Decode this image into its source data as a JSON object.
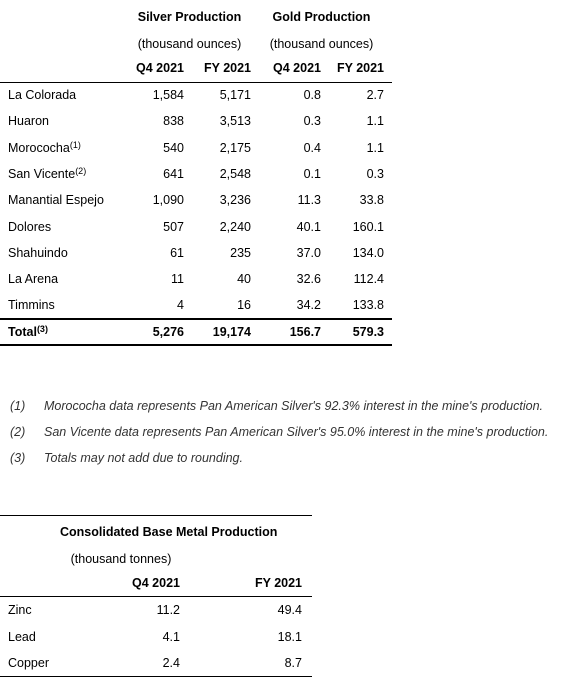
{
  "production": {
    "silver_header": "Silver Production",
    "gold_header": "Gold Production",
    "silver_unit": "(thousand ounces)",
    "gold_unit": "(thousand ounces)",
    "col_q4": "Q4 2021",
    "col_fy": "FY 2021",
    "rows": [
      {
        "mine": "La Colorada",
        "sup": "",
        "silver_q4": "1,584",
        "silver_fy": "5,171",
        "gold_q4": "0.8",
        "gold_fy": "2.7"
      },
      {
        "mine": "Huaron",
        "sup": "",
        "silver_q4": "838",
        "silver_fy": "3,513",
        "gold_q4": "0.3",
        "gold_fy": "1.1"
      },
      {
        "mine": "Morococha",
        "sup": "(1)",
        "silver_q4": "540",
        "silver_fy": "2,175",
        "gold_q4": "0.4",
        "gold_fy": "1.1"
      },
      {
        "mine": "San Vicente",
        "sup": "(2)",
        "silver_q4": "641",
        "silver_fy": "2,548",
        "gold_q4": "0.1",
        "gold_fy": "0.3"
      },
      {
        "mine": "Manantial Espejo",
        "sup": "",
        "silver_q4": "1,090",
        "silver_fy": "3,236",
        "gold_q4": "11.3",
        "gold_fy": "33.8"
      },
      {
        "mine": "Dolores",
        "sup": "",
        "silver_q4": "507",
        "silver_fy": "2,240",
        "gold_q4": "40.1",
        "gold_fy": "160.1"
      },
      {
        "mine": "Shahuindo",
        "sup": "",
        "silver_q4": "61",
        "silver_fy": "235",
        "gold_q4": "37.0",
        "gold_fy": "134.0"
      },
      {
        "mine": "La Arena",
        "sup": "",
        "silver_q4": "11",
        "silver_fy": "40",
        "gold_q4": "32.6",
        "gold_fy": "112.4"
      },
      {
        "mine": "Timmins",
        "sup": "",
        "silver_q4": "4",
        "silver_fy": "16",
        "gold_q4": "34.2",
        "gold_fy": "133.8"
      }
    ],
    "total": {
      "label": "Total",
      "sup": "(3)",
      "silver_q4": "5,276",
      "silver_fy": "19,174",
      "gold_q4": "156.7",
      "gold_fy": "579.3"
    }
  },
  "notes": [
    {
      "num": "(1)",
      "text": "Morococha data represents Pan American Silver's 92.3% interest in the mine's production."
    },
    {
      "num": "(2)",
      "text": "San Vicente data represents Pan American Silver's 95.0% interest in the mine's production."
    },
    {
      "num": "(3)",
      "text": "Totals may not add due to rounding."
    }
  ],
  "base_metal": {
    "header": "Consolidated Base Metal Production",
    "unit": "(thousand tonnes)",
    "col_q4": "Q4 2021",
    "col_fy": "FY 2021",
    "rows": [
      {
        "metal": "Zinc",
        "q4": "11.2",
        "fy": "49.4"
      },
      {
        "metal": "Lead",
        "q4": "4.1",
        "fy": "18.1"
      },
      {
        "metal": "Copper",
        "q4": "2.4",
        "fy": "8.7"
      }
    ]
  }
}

*PROBLEM TO SOLVE*
Copy each line of the records that contains the word "ounces".

*RESULT*
    "silver_unit": "(thousand ounces)",
    "gold_unit": "(thousand ounces)",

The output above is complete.